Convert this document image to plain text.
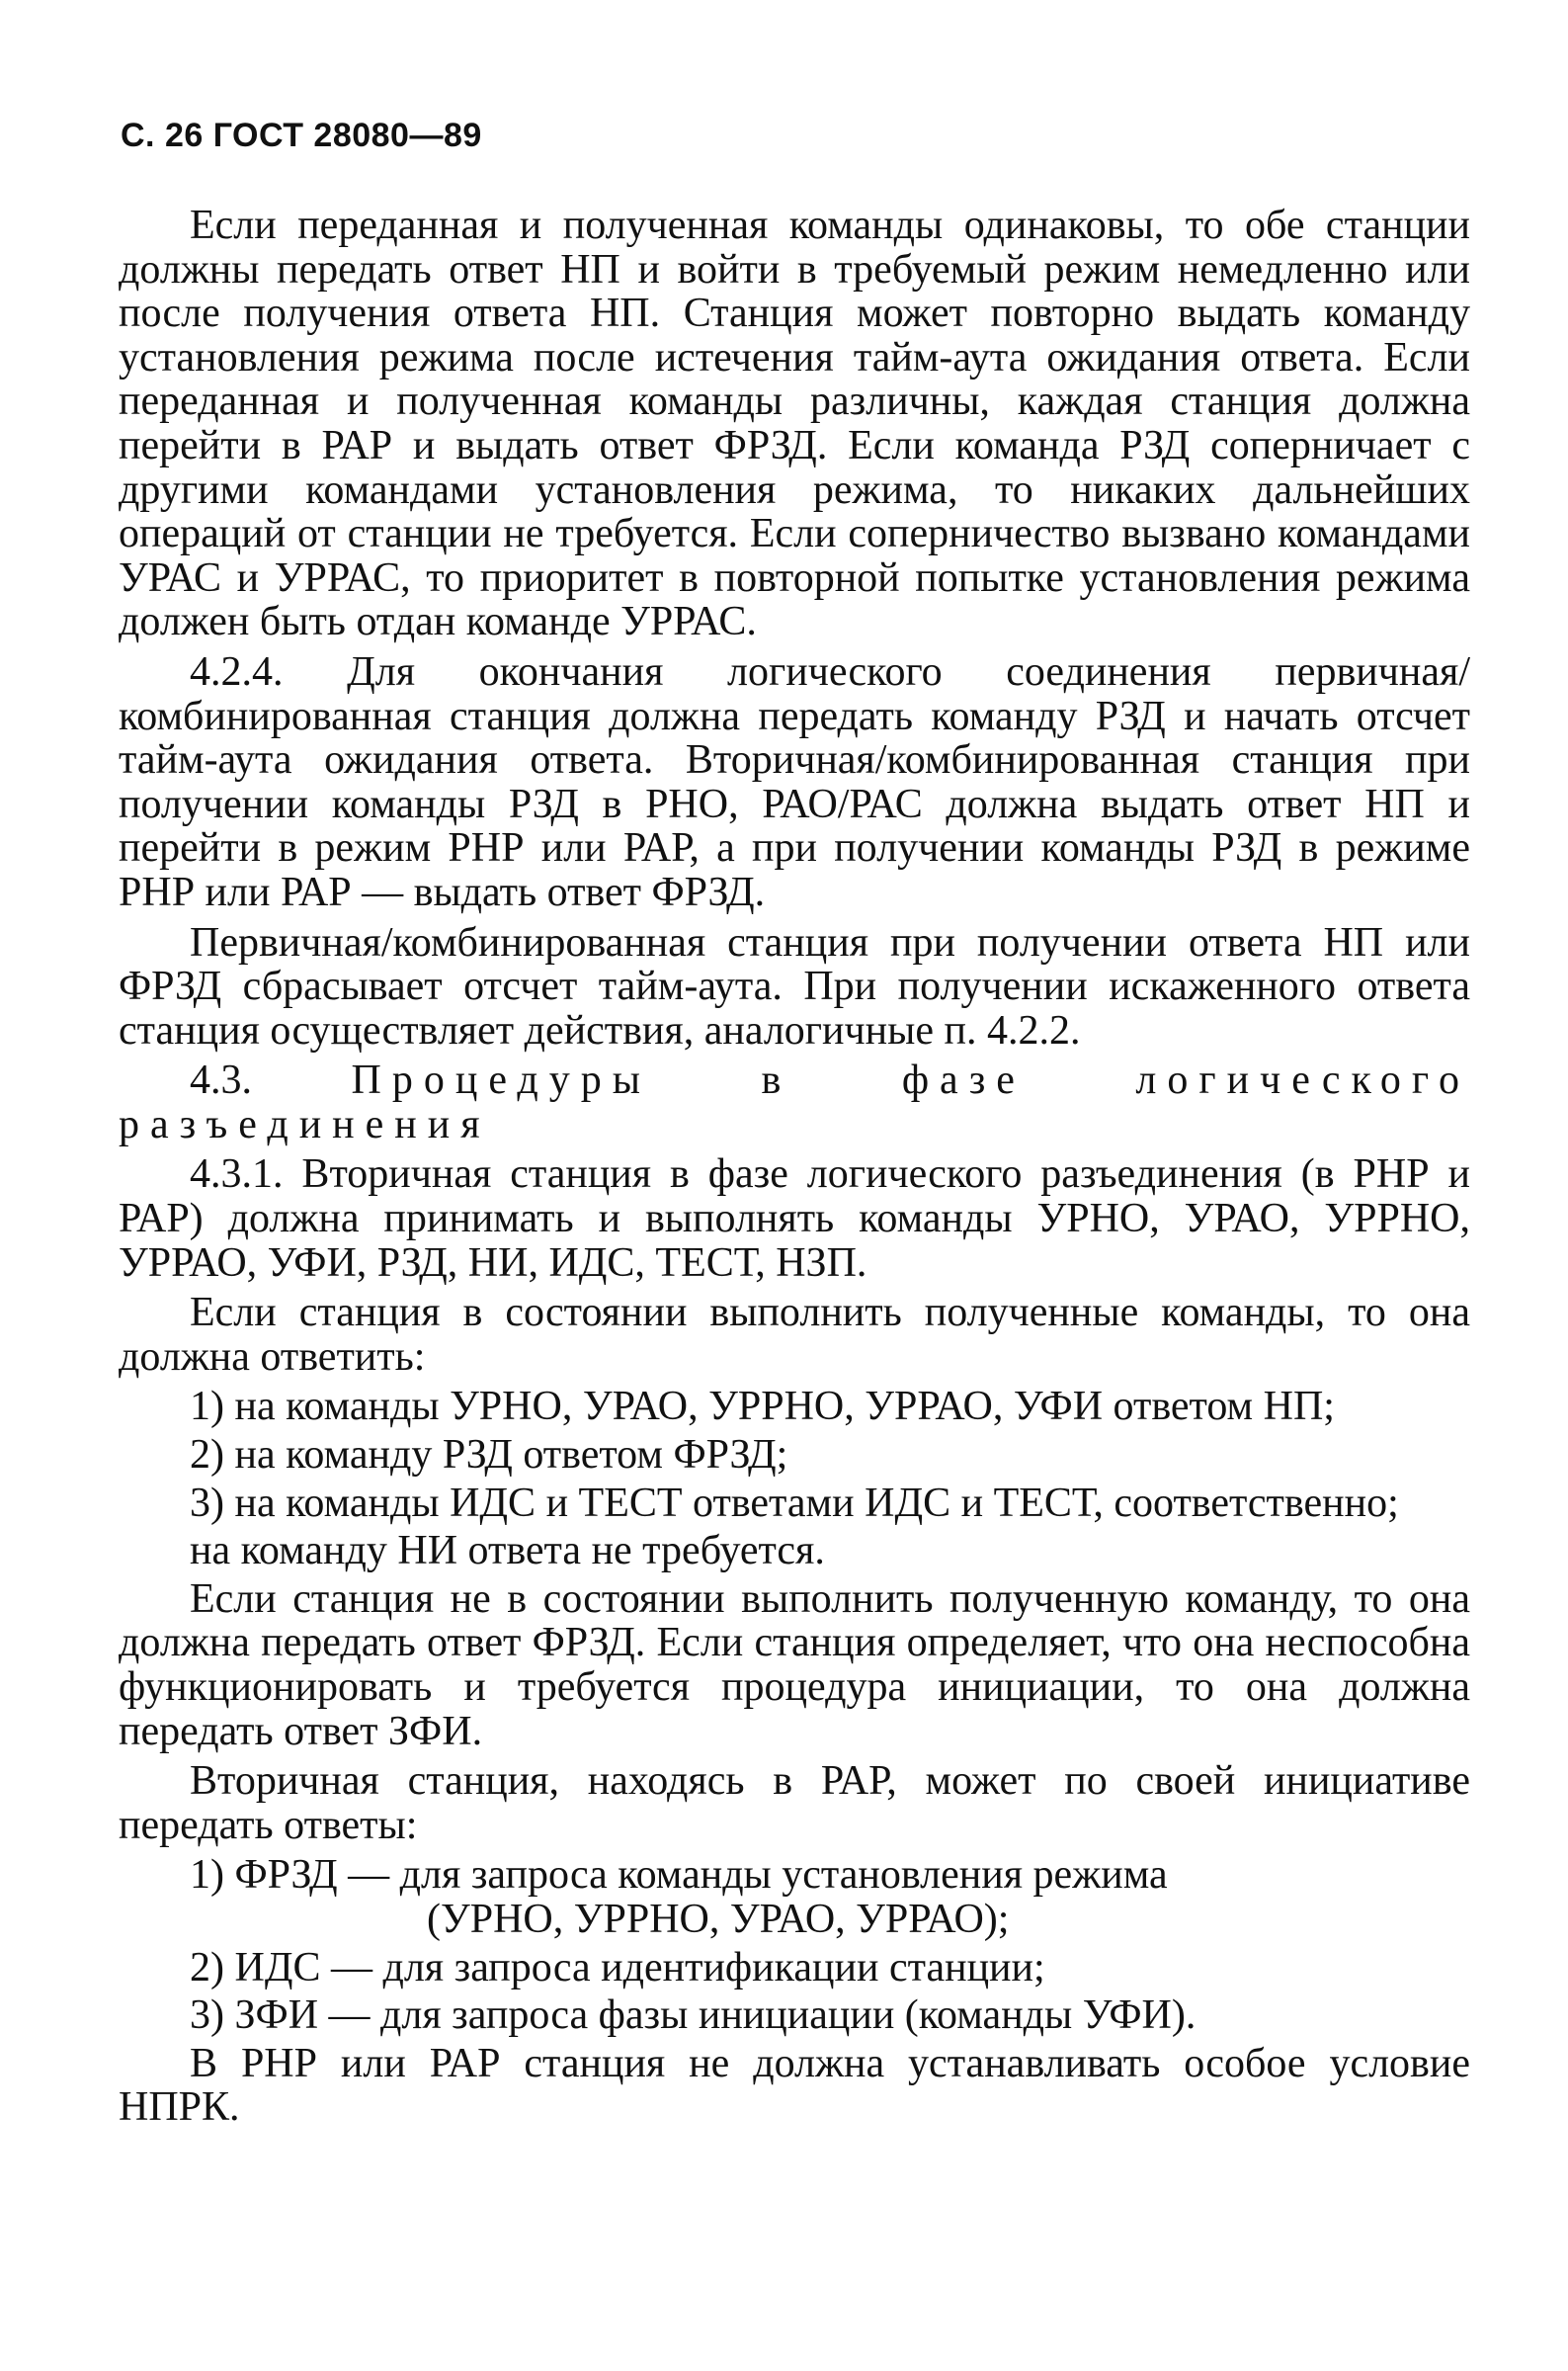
С. 26 ГОСТ 28080—89

Если переданная и полученная команды одинаковы, то обе станции должны передать ответ НП и войти в требуемый режим немедленно или после получения ответа НП. Станция может повторно выдать команду установления режима после истечения тайм-аута ожидания ответа. Если переданная и полученная команды различны, каждая станция должна перейти в РАР и выдать ответ ФРЗД. Если команда РЗД соперничает с другими командами установления режима, то никаких дальнейших операций от станции не требуется. Если соперничество вызвано командами УРАС и УРРАС, то приоритет в повторной попытке установления режима должен быть отдан команде УРРАС.

4.2.4. Для окончания логического соединения первичная/комбинированная станция должна передать команду РЗД и начать отсчет тайм-аута ожидания ответа. Вторичная/комбинированная станция при получении команды РЗД в РНО, РАО/РАС должна выдать ответ НП и перейти в режим РНР или РАР, а при получении команды РЗД в режиме РНР или РАР — выдать ответ ФРЗД.

Первичная/комбинированная станция при получении ответа НП или ФРЗД сбрасывает отсчет тайм-аута. При получении искаженного ответа станция осуществляет действия, аналогичные п. 4.2.2.

4.3. Процедуры в фазе логического разъединения

4.3.1. Вторичная станция в фазе логического разъединения (в РНР и РАР) должна принимать и выполнять команды УРНО, УРАО, УРРНО, УРРАО, УФИ, РЗД, НИ, ИДС, ТЕСТ, НЗП.

Если станция в состоянии выполнить полученные команды, то она должна ответить:

1) на команды УРНО, УРАО, УРРНО, УРРАО, УФИ ответом НП;

2) на команду РЗД ответом ФРЗД;

3) на команды ИДС и ТЕСТ ответами ИДС и ТЕСТ, соответственно;

на команду НИ ответа не требуется.

Если станция не в состоянии выполнить полученную команду, то она должна передать ответ ФРЗД. Если станция определяет, что она неспособна функционировать и требуется процедура инициации, то она должна передать ответ ЗФИ.

Вторичная станция, находясь в РАР, может по своей инициативе передать ответы:

1) ФРЗД — для запроса команды установления режима
(УРНО, УРРНО, УРАО, УРРАО);

2) ИДС — для запроса идентификации станции;

3) ЗФИ — для запроса фазы инициации (команды УФИ).

В РНР или РАР станция не должна устанавливать особое условие НПРК.
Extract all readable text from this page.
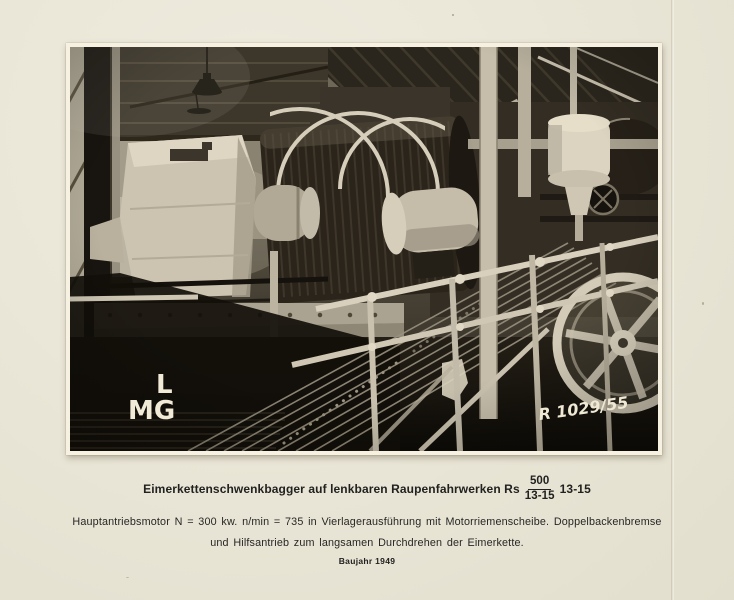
L
MG	R 1029/55
Eimerkettenschwenkbagger auf lenkbaren Raupenfahrwerken Rs $\frac{500}{13-15} 13-15$
Hauptantriebsmotor N = 300 kw. n/min = 735 in Vierlagerausführung mit Motorriemenscheibe. Doppelbackenbremse
und Hilfsantrieb zum langsamen Durchdrehen der Eimerkette.
Baujahr 1949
_____
Description of the task: Set down nothing but the lines from the one containing "Extract all readable text from this page." to the final line above, both included, with every picture left out.

Output:
Extract all readable text from this page.
L
MG	R 1029/55
Eimerkettenschwenkbagger auf lenkbaren Raupenfahrwerken Rs $\frac{500}{13-15} 13-15$
Hauptantriebsmotor N = 300 kw. n/min = 735 in Vierlagerausführung mit Motorriemenscheibe. Doppelbackenbremse
und Hilfsantrieb zum langsamen Durchdrehen der Eimerkette.
Baujahr 1949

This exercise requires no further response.